• Lines of data
## BEGIN
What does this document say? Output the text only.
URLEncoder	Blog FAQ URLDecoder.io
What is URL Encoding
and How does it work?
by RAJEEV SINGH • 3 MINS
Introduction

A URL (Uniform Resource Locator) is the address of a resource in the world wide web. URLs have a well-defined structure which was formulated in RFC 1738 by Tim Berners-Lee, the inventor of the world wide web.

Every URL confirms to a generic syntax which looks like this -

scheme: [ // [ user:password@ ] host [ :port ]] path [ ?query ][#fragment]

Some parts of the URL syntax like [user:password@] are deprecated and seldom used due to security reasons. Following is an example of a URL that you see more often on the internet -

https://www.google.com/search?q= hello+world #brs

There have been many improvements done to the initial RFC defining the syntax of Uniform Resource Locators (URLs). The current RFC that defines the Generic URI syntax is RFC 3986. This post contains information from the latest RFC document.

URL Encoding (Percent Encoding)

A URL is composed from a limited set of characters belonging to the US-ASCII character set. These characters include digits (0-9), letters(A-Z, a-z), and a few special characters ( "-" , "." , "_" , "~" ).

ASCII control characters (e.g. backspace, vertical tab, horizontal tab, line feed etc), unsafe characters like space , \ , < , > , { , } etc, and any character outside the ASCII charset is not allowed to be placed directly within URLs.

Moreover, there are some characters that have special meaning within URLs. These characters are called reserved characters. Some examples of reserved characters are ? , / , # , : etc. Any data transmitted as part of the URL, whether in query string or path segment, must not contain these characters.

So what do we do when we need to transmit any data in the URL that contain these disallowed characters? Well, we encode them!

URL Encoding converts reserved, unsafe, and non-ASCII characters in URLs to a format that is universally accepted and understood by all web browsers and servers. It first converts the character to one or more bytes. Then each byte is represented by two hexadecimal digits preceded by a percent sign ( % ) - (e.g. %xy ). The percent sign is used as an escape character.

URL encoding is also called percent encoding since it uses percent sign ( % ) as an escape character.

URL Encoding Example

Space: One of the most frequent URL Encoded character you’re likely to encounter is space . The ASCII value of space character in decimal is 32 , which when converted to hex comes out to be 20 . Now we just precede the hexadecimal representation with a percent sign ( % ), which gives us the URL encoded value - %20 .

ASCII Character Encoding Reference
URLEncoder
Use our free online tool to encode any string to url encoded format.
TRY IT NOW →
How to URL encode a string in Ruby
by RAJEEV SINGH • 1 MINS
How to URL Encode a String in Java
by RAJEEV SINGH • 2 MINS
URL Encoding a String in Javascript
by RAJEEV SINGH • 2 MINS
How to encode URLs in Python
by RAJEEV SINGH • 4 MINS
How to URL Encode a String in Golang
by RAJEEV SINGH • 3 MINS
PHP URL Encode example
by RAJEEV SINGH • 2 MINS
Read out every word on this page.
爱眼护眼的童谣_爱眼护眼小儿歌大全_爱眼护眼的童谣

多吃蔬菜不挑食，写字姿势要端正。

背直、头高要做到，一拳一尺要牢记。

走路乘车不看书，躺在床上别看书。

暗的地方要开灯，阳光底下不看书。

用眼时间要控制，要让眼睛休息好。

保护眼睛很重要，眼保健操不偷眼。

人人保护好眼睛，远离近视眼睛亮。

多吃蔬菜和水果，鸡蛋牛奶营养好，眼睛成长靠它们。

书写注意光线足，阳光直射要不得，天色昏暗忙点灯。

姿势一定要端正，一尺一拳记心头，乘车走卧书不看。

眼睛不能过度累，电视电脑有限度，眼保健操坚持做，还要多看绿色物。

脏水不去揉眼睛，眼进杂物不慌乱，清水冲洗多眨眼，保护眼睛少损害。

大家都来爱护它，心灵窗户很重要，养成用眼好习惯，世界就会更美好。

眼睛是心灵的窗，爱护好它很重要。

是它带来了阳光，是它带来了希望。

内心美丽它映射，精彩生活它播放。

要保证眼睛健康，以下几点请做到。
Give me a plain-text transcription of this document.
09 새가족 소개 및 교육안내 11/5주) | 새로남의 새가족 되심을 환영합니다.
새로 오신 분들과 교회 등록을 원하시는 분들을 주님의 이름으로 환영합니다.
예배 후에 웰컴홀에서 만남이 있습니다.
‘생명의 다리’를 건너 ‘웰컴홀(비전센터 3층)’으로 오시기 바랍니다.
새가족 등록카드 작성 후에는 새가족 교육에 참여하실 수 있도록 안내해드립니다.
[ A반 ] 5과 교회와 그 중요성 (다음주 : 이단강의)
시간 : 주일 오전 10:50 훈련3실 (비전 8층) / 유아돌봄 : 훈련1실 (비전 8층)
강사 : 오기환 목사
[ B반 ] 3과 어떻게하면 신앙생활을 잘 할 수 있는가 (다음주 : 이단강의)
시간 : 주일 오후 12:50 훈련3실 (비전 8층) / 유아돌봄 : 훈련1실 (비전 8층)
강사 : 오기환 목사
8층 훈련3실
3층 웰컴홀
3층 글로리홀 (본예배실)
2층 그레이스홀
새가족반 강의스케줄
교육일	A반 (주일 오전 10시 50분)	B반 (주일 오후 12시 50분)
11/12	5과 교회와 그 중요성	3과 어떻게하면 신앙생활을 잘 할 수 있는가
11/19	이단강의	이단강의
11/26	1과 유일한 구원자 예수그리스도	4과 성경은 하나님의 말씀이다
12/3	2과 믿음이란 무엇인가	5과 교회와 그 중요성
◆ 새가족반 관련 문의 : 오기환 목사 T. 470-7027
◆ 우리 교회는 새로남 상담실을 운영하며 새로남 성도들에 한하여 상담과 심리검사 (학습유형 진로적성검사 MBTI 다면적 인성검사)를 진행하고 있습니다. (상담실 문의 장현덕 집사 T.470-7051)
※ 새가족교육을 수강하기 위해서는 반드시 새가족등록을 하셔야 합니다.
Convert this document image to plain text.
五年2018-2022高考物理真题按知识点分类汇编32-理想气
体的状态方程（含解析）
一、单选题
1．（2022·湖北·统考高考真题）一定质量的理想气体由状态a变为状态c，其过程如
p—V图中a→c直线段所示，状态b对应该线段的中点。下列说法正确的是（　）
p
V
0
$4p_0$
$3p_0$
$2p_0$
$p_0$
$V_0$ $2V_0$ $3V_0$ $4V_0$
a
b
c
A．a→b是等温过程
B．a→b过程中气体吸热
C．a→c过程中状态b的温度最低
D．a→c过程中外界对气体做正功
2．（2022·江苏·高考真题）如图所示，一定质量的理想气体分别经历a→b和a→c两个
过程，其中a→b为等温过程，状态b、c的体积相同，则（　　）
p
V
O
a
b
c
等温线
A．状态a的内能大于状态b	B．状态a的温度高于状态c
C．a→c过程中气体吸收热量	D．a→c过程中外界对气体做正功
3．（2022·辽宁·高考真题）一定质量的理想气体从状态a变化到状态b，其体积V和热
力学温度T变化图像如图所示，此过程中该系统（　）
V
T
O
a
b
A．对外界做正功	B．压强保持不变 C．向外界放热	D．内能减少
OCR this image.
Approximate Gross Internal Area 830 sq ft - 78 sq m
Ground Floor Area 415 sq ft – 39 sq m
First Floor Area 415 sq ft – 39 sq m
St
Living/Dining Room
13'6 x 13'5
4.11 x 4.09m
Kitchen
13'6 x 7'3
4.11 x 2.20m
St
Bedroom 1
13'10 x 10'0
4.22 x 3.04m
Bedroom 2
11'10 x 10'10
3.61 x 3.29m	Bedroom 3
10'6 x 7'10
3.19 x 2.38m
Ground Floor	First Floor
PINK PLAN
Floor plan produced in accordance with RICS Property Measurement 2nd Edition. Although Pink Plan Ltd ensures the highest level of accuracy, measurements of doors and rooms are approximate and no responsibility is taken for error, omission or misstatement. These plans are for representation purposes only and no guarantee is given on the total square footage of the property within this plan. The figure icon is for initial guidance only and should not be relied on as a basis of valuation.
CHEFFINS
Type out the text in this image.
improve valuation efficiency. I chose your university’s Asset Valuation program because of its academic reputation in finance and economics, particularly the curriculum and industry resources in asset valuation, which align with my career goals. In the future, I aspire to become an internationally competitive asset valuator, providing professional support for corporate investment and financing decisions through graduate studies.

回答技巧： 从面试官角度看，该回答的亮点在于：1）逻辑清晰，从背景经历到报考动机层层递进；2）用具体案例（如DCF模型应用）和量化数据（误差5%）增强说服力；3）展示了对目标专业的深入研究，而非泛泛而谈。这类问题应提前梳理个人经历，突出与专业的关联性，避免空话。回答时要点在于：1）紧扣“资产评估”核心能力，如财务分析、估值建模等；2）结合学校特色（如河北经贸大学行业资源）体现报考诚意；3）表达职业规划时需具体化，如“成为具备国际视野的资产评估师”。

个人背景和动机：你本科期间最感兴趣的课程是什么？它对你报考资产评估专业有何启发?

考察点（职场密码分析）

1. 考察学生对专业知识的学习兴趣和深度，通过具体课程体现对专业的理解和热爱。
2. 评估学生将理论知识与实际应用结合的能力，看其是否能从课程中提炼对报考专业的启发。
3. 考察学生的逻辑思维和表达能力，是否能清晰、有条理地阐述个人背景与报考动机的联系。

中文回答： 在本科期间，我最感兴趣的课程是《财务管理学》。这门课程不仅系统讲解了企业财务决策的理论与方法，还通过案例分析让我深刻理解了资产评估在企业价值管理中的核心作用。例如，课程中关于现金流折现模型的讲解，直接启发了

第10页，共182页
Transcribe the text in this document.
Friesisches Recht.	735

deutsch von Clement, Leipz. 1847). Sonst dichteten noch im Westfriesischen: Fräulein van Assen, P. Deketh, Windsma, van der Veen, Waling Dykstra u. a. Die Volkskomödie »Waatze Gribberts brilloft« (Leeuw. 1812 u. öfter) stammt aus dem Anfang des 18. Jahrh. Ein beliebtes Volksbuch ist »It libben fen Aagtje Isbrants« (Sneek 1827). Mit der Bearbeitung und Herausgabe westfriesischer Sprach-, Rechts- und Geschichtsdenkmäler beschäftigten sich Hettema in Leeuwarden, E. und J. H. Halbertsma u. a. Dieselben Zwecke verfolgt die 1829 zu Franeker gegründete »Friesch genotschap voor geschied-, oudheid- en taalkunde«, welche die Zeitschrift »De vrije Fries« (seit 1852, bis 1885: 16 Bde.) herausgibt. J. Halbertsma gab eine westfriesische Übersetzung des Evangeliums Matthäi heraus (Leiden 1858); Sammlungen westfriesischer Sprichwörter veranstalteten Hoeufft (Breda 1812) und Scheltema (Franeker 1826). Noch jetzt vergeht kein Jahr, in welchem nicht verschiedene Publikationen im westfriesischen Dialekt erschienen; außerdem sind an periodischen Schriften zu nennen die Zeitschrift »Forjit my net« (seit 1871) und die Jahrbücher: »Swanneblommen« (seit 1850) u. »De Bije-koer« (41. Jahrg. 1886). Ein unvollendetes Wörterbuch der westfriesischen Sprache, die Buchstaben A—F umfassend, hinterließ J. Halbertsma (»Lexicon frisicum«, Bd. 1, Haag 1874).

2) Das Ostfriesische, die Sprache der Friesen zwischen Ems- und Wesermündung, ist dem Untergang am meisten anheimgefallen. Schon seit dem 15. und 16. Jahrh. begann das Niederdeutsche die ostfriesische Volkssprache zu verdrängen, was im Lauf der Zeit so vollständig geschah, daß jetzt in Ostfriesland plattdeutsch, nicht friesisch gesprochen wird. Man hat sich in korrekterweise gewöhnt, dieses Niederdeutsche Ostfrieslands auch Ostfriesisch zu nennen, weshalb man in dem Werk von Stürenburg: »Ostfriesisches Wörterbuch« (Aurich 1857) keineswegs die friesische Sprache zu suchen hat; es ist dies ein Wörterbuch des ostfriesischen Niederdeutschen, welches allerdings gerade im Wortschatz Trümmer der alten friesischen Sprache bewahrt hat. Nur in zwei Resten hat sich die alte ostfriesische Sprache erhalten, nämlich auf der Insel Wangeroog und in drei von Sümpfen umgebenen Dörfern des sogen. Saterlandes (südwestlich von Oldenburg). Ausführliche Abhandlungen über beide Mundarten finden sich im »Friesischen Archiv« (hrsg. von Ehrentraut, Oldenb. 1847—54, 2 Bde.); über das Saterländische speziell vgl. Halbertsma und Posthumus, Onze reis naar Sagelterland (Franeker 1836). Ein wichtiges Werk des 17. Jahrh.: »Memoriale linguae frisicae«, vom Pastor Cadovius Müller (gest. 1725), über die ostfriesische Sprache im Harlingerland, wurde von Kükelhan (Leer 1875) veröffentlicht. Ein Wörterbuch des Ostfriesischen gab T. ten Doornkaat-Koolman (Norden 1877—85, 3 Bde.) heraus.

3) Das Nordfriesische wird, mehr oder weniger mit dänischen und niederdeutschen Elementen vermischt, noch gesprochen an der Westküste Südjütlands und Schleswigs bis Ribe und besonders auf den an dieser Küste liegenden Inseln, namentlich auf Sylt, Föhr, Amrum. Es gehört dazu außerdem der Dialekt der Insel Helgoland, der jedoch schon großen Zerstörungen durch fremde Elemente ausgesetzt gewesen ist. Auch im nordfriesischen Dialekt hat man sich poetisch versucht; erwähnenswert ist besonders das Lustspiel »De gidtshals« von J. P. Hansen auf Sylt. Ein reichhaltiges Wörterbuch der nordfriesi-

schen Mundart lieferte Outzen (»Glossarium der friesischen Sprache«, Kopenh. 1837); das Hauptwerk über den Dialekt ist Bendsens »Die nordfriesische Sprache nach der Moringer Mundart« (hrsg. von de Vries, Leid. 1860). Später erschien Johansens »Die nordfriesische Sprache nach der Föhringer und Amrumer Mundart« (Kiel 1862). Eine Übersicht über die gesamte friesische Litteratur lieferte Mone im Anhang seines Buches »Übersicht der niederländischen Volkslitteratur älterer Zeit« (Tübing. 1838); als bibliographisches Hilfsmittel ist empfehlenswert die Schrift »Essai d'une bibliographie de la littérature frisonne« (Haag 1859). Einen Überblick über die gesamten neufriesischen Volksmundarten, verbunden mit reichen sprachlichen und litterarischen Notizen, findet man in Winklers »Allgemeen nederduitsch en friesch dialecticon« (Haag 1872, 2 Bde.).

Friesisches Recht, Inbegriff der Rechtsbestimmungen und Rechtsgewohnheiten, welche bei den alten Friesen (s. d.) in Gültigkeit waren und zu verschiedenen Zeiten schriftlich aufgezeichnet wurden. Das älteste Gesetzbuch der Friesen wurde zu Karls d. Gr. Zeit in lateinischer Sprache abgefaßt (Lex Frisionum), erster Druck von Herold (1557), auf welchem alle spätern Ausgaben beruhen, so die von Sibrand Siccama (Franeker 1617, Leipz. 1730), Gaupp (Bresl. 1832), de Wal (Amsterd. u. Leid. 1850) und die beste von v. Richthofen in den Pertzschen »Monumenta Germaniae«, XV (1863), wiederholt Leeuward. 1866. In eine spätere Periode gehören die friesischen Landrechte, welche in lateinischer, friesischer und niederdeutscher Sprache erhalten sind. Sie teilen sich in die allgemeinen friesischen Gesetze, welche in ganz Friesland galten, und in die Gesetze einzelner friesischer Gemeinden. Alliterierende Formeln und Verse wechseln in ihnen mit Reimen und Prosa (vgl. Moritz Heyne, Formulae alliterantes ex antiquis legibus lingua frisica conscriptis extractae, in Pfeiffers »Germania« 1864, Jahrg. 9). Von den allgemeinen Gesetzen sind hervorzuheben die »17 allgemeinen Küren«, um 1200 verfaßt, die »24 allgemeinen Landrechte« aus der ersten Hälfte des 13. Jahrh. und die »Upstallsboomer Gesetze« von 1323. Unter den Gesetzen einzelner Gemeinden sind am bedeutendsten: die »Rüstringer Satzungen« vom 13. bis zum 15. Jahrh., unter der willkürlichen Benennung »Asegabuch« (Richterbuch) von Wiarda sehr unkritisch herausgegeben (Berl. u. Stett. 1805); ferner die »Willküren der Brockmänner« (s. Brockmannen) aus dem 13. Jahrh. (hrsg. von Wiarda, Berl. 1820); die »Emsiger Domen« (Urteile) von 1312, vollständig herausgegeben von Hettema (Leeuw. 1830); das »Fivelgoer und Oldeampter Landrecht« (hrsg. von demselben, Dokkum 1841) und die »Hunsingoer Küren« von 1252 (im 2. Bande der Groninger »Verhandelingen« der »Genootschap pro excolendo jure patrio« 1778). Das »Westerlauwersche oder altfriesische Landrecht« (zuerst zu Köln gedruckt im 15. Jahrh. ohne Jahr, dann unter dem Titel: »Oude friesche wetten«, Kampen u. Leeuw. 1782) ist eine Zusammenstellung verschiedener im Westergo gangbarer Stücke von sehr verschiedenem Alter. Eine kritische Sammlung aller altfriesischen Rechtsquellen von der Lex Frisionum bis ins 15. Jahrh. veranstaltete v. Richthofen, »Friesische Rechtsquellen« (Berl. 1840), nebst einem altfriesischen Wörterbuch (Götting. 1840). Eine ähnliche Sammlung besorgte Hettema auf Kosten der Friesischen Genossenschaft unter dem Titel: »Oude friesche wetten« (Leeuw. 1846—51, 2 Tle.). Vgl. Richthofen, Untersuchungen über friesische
## END
• What you are asked to do
Search the listing for the string "password". Copy each line where it turns up.

• Answer to the problem
scheme: [ // [ user:password@ ] host [ :port ]] path [ ?query ][#fragment]
Some parts of the URL syntax like [user:password@] are deprecated and seldom used due to security reasons. Following is an example of a URL that you see more often on the internet -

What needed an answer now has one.